[What you will do]:
Gather up every line from the entries below that uses the word "同时播放".

[Extracted entries]:
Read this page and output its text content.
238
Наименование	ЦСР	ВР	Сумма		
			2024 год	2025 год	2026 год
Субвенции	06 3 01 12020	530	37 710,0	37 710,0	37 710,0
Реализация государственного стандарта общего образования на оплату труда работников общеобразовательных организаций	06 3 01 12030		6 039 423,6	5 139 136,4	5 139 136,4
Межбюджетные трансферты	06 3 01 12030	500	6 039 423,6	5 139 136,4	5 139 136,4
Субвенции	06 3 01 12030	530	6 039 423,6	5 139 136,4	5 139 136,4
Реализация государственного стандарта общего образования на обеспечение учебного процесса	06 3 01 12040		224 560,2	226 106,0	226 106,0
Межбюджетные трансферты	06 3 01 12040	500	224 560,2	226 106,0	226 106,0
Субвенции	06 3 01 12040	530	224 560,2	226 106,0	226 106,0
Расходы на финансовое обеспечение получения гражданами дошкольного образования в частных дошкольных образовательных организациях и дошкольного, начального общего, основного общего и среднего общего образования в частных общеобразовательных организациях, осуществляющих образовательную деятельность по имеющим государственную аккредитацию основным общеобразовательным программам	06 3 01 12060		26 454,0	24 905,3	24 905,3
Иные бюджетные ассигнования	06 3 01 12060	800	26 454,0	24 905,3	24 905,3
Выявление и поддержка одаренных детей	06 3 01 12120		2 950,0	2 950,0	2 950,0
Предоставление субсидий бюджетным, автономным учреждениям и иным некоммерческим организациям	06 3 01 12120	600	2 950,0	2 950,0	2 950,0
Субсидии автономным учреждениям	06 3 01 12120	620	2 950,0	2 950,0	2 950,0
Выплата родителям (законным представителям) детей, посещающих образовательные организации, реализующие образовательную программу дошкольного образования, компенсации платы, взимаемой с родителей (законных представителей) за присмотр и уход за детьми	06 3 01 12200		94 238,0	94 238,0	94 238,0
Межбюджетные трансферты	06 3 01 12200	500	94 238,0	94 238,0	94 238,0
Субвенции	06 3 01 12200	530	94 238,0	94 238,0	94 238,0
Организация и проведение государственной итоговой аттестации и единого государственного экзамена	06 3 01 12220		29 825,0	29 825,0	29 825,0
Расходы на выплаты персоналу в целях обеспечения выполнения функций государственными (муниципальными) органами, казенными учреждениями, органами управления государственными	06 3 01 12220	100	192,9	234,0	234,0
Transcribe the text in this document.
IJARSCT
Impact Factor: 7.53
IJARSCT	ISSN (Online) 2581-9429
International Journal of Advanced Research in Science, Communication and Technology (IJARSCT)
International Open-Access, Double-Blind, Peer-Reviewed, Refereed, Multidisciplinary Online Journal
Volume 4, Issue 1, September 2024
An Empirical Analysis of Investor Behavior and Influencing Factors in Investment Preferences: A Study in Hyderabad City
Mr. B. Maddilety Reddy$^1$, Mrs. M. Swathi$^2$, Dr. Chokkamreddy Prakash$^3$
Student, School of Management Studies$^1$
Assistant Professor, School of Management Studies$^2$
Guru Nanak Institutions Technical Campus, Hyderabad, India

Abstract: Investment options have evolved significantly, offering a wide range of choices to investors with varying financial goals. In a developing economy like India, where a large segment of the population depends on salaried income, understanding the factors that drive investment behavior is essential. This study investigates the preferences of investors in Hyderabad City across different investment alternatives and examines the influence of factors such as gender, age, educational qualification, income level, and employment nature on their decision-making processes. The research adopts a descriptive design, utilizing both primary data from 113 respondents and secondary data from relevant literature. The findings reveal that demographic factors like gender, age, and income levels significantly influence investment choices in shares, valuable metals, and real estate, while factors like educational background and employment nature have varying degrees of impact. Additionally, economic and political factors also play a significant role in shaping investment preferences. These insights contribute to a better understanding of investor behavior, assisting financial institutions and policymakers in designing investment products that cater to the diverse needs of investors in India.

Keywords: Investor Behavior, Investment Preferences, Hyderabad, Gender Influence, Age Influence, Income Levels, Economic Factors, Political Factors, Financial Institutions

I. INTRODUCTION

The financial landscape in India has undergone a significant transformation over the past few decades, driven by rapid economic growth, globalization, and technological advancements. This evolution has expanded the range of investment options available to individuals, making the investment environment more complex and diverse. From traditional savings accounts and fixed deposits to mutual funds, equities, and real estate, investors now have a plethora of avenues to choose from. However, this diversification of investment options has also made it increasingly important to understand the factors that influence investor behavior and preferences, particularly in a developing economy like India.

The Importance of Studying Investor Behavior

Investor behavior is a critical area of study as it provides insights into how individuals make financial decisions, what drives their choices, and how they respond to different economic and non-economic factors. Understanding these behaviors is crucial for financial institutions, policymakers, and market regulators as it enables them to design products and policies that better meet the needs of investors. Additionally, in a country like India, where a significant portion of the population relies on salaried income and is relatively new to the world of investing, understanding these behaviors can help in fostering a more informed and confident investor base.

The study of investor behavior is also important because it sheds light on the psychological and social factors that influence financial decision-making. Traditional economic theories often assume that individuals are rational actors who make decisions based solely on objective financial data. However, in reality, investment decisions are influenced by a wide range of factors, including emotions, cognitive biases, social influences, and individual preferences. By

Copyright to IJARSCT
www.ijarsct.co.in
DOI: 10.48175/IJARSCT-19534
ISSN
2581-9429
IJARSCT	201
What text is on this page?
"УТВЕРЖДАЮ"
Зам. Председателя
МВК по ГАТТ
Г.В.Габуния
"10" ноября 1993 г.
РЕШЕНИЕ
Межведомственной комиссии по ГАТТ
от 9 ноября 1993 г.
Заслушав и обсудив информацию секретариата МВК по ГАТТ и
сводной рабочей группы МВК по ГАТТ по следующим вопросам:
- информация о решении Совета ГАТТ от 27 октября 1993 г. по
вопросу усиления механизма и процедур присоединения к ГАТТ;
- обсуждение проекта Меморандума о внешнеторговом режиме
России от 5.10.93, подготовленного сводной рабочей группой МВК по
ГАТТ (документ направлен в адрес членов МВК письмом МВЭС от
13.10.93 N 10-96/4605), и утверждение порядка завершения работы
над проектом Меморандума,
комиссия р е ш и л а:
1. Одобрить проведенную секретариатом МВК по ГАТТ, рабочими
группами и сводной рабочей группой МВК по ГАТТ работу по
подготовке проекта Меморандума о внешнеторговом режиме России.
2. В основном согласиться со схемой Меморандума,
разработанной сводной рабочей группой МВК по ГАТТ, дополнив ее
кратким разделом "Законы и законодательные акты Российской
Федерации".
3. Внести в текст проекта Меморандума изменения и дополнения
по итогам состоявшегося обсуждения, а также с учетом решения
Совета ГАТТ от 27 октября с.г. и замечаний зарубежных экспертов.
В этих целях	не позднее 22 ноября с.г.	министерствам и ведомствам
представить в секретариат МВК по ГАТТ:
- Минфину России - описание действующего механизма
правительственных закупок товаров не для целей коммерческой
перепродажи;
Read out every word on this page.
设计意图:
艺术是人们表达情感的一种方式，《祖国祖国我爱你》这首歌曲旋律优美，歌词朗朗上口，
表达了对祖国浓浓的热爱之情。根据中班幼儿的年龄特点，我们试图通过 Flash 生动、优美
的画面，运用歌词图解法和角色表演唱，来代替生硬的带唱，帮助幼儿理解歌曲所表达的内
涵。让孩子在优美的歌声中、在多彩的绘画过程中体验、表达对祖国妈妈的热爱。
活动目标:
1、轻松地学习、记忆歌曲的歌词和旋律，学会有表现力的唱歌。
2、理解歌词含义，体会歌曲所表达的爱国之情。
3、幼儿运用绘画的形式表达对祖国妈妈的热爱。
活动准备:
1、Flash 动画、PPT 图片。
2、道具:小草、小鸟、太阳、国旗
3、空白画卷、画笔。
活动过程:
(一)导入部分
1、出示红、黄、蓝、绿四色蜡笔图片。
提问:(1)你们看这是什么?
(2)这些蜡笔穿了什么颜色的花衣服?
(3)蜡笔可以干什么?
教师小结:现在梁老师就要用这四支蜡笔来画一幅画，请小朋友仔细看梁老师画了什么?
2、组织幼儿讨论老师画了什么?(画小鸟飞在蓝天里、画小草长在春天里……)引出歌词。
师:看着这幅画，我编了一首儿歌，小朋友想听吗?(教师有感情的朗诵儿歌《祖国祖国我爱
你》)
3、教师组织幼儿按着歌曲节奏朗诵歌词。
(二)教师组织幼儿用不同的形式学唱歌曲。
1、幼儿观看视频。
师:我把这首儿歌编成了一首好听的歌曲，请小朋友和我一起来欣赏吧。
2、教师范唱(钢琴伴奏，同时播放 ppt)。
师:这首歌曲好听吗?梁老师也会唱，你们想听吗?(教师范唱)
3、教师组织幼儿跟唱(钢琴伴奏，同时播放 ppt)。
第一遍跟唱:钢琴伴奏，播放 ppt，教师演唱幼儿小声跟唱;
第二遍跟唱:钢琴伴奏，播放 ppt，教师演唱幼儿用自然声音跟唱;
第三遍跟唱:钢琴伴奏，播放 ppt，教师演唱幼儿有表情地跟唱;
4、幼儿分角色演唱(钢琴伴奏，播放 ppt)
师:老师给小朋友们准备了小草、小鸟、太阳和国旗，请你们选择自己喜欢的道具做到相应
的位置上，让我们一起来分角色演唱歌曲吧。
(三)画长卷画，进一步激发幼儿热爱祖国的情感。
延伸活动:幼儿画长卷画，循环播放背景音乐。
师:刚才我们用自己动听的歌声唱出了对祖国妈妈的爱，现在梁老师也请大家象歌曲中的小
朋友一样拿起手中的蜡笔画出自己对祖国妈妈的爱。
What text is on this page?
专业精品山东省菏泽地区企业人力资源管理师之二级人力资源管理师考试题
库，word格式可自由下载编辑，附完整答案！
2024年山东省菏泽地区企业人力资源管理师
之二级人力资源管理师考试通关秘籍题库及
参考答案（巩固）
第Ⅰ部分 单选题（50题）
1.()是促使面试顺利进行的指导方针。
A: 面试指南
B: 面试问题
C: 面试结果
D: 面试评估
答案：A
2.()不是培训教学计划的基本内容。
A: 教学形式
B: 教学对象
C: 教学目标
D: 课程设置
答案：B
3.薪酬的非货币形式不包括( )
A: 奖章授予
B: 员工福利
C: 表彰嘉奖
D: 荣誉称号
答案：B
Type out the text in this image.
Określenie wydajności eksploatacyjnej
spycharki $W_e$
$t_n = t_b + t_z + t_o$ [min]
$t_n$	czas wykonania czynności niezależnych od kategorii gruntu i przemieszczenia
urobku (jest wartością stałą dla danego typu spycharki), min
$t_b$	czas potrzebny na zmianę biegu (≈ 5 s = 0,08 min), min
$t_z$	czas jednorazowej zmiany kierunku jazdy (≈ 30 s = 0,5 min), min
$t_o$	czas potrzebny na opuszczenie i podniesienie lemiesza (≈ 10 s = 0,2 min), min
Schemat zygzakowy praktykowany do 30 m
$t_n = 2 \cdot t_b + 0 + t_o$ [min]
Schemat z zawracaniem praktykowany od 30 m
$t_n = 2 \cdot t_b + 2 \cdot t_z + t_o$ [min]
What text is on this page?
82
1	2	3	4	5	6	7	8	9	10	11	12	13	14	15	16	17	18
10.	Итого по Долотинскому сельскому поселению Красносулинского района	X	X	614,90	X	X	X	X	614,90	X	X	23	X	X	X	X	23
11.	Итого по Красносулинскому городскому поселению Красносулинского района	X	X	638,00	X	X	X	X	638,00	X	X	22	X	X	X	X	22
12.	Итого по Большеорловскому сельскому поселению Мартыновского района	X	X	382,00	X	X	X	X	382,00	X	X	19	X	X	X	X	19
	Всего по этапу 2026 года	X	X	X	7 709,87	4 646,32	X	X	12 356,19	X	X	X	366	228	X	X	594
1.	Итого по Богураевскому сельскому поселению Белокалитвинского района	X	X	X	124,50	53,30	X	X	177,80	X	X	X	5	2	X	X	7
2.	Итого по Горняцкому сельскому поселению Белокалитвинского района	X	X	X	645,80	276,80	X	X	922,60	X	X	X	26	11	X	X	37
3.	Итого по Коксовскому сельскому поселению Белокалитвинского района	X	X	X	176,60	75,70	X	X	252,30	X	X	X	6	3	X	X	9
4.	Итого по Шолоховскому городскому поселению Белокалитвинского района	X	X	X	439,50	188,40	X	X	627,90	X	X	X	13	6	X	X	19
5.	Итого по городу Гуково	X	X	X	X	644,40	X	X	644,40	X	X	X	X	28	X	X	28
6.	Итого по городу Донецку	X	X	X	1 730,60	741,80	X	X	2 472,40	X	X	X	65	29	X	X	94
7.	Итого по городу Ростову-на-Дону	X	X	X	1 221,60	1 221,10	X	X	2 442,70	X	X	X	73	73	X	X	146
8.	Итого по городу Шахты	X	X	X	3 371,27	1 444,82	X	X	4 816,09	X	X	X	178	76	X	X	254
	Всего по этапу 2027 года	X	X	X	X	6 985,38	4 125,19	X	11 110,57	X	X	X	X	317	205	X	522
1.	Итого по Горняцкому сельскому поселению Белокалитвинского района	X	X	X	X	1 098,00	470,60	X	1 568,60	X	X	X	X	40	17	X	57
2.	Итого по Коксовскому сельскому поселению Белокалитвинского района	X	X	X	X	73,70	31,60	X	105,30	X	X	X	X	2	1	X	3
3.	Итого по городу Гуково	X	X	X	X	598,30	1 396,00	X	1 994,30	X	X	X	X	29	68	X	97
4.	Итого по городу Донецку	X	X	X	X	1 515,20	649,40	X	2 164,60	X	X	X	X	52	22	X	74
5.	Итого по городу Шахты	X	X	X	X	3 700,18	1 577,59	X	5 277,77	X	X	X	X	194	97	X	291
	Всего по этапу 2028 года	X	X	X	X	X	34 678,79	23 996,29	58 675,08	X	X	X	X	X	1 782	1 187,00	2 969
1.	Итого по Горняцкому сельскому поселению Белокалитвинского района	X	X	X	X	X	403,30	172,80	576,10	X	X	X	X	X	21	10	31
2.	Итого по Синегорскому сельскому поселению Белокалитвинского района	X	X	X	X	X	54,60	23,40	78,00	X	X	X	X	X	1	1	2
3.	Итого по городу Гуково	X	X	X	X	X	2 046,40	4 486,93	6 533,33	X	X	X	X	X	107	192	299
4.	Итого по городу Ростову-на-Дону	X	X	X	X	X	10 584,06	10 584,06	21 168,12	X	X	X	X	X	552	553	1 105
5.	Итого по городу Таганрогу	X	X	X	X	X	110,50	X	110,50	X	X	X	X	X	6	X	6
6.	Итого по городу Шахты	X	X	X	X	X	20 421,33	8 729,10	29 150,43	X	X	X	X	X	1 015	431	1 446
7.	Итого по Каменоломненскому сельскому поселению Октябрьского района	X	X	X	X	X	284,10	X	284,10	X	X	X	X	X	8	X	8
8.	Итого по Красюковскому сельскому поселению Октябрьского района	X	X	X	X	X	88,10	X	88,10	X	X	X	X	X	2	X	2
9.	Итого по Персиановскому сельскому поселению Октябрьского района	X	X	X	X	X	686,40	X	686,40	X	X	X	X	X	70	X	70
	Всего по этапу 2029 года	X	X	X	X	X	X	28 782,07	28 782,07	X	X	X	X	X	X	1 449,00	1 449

[Solution to the exercise]:
2、教师范唱(钢琴伴奏，同时播放 ppt)。
3、教师组织幼儿跟唱(钢琴伴奏，同时播放 ppt)。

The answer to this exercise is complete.